Saved entries
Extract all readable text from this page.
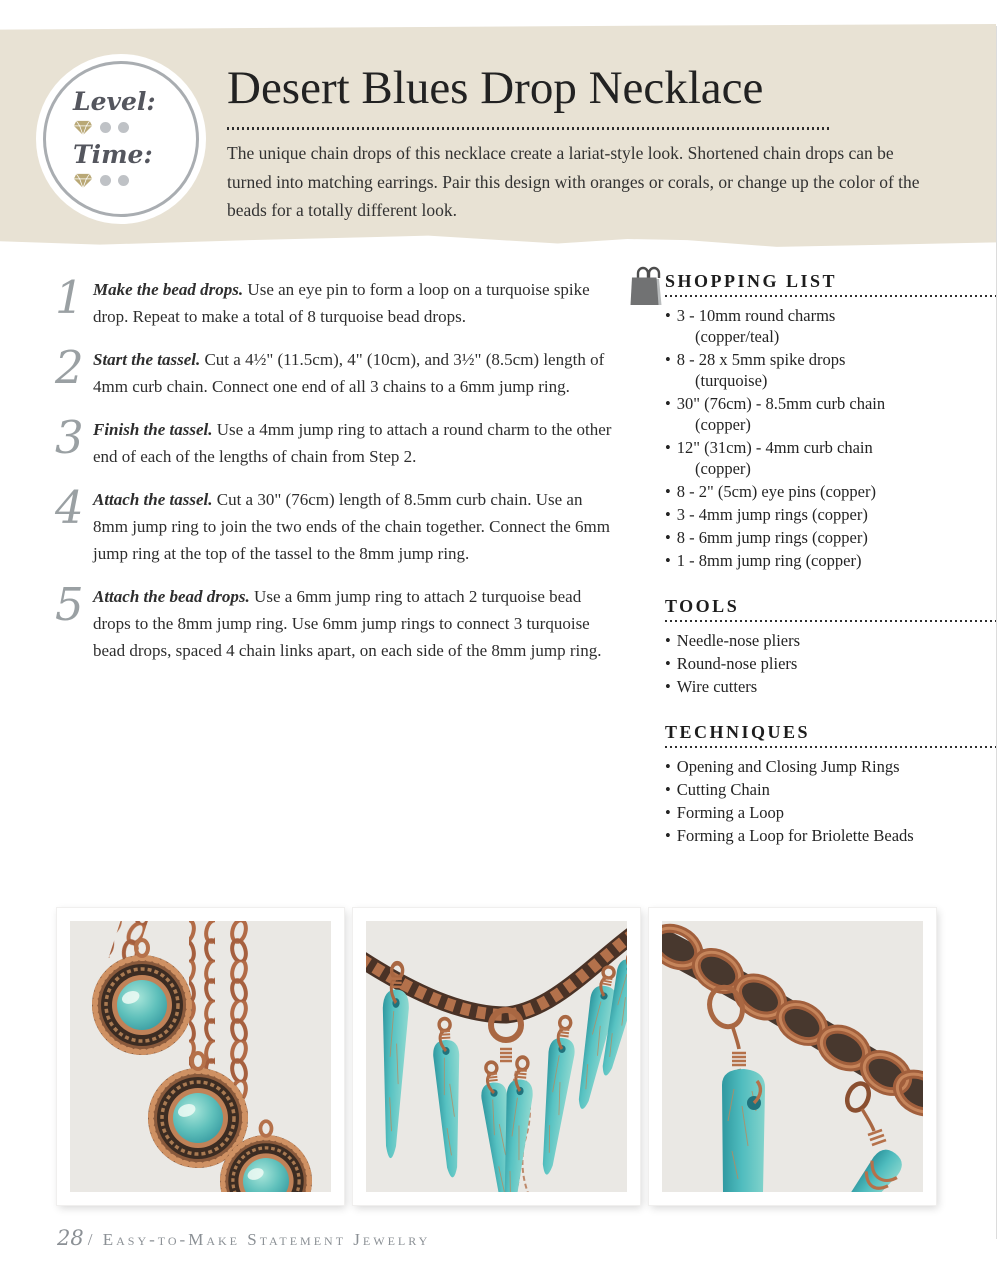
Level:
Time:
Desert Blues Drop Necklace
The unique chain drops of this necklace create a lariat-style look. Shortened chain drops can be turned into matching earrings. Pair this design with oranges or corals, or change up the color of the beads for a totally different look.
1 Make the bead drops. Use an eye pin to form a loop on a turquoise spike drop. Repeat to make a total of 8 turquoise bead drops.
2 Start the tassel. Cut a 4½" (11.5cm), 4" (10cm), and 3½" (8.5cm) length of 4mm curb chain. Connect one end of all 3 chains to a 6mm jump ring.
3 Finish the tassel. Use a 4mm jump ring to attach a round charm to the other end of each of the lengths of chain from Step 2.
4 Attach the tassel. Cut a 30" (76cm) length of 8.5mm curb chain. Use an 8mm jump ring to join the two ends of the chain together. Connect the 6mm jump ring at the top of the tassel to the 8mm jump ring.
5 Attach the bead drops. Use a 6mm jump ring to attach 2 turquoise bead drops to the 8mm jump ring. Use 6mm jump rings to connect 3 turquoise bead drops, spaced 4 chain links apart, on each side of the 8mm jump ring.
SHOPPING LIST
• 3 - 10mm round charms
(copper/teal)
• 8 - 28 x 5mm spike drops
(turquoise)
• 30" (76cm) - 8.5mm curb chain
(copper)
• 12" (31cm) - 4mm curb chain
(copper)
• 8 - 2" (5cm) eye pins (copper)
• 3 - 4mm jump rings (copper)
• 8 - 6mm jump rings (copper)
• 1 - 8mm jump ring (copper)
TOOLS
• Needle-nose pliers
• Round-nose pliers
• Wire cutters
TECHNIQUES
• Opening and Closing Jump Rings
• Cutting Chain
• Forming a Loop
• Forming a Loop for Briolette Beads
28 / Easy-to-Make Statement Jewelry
* * *
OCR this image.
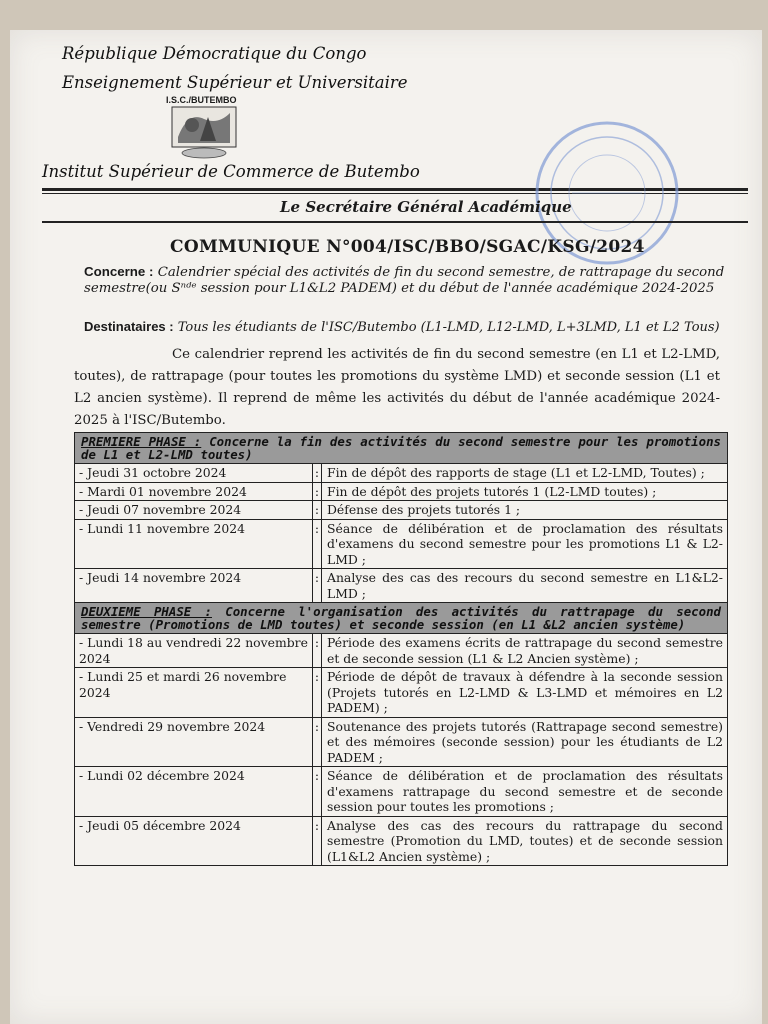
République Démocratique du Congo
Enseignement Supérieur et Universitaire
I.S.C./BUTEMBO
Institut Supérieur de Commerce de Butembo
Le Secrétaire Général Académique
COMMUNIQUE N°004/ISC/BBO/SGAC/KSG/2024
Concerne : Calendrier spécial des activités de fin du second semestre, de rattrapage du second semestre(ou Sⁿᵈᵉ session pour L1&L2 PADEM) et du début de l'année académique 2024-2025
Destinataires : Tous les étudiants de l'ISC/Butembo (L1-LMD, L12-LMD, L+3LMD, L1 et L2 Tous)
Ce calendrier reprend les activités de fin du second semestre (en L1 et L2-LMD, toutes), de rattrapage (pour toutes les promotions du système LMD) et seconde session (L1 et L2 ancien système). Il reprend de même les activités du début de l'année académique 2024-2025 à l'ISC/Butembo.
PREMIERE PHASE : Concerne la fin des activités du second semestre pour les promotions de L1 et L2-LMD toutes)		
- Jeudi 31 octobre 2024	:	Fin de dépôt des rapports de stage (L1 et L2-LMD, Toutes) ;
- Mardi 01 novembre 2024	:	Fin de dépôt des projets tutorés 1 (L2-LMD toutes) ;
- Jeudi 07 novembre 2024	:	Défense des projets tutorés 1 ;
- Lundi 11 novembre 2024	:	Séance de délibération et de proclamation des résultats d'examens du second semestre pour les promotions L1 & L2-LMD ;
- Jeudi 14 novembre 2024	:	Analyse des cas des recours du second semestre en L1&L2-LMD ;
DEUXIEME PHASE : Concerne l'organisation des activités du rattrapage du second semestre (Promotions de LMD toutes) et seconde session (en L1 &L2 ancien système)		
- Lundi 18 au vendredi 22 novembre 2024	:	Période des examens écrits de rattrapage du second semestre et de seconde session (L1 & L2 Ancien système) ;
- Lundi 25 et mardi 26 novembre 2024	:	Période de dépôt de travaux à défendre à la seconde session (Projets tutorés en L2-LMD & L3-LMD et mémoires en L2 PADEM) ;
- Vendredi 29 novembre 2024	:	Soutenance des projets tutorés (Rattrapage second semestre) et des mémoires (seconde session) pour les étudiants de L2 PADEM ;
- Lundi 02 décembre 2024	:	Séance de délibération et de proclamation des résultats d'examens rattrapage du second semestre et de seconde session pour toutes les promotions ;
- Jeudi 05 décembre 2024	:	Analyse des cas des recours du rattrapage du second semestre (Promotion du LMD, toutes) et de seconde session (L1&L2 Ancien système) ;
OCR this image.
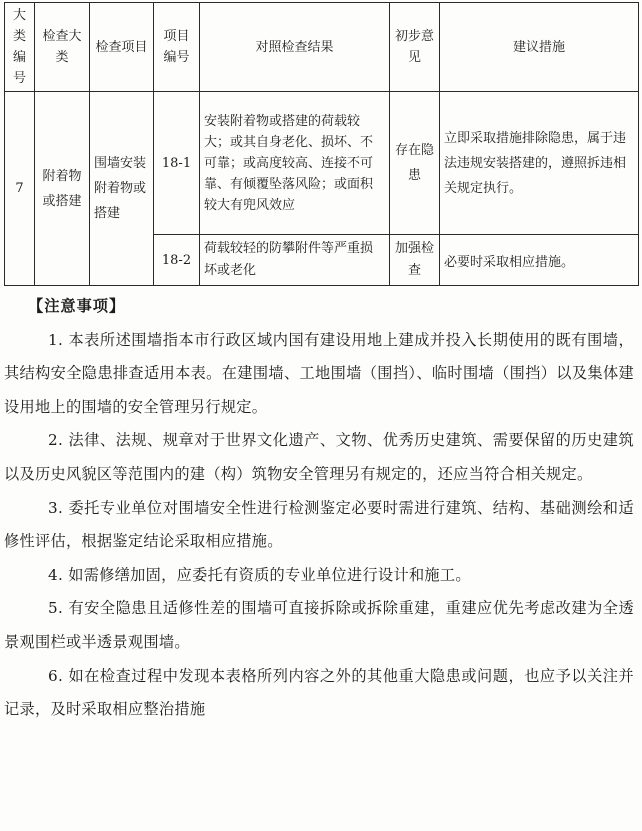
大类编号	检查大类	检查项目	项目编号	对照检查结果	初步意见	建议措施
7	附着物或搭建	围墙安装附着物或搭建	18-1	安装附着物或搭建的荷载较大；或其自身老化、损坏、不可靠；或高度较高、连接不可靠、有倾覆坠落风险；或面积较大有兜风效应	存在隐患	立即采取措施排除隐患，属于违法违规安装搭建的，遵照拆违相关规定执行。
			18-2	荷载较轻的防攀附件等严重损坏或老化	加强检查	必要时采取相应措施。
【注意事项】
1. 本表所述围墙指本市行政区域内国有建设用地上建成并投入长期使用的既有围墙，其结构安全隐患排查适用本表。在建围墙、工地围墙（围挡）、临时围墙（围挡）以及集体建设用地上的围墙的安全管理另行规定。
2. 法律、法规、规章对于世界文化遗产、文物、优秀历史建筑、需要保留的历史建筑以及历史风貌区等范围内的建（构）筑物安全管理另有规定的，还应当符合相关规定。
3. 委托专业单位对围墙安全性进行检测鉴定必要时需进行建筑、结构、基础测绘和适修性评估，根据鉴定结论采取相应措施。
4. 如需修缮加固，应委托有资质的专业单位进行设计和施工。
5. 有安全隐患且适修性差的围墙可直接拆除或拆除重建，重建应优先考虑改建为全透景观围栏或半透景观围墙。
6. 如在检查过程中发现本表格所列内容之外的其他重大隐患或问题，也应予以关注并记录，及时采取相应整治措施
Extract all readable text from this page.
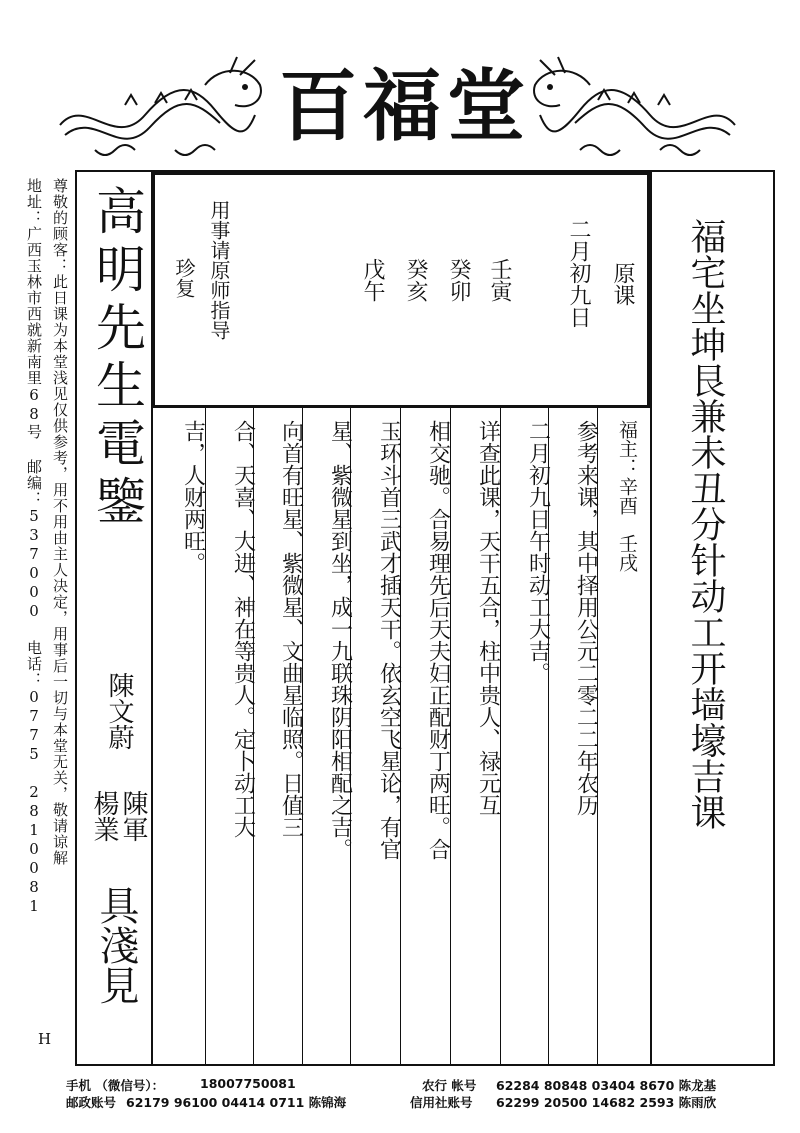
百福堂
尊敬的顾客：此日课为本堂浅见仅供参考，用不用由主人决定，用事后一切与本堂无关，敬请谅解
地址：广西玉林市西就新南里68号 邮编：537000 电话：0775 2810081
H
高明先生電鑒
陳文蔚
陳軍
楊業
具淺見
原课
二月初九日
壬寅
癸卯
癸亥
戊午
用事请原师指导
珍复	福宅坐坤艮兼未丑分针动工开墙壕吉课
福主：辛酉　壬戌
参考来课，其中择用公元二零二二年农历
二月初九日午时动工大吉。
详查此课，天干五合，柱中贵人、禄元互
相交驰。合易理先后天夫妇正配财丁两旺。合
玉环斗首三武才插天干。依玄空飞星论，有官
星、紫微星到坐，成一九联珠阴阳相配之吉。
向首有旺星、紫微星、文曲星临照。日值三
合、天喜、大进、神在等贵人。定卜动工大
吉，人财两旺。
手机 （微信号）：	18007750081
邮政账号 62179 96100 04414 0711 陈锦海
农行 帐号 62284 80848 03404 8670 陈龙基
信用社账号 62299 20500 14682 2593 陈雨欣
--
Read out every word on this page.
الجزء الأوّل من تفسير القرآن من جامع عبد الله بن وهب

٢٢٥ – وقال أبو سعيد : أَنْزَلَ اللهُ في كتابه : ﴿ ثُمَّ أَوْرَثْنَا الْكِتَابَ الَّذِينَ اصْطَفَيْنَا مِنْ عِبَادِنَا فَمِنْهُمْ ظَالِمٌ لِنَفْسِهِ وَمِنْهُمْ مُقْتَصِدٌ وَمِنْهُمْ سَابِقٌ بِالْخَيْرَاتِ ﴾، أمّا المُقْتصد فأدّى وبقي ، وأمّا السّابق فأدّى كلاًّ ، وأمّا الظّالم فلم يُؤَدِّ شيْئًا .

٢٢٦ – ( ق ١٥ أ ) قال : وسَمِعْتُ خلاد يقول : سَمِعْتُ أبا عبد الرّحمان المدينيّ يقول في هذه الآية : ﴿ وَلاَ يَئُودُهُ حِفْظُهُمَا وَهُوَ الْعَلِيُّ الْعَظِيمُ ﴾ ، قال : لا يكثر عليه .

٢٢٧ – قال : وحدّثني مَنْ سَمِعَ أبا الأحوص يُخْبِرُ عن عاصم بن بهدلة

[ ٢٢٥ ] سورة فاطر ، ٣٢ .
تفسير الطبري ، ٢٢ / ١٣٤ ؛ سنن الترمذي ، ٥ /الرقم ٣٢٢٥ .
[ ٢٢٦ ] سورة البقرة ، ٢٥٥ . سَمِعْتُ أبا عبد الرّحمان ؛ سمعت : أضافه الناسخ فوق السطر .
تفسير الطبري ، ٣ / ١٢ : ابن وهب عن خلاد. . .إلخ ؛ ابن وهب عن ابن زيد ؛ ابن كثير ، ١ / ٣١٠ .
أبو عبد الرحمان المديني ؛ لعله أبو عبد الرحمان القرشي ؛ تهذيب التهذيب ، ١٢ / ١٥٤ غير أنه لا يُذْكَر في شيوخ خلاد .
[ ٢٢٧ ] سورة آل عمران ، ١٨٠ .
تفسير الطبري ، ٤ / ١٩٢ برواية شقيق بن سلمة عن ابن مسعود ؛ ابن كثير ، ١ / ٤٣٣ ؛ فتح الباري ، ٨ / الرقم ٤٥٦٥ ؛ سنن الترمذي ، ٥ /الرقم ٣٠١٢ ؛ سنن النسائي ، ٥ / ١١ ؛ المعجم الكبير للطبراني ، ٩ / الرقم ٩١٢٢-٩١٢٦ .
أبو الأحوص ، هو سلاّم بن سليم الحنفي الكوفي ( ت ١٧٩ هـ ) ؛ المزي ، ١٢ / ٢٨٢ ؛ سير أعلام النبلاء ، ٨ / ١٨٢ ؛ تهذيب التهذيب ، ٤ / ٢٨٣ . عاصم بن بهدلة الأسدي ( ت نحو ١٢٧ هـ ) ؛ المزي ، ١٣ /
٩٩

* AIM OF THE EXERCISE
Where a line above contains the word "année", copy that line.

* ANSWER TO THIS EXERCISE
Concerne : Calendrier spécial des activités de fin du second semestre, de rattrapage du second semestre(ou Sⁿᵈᵉ session pour L1&L2 PADEM) et du début de l'année académique 2024-2025
Ce calendrier reprend les activités de fin du second semestre (en L1 et L2-LMD, toutes), de rattrapage (pour toutes les promotions du système LMD) et seconde session (L1 et L2 ancien système). Il reprend de même les activités du début de l'année académique 2024-2025 à l'ISC/Butembo.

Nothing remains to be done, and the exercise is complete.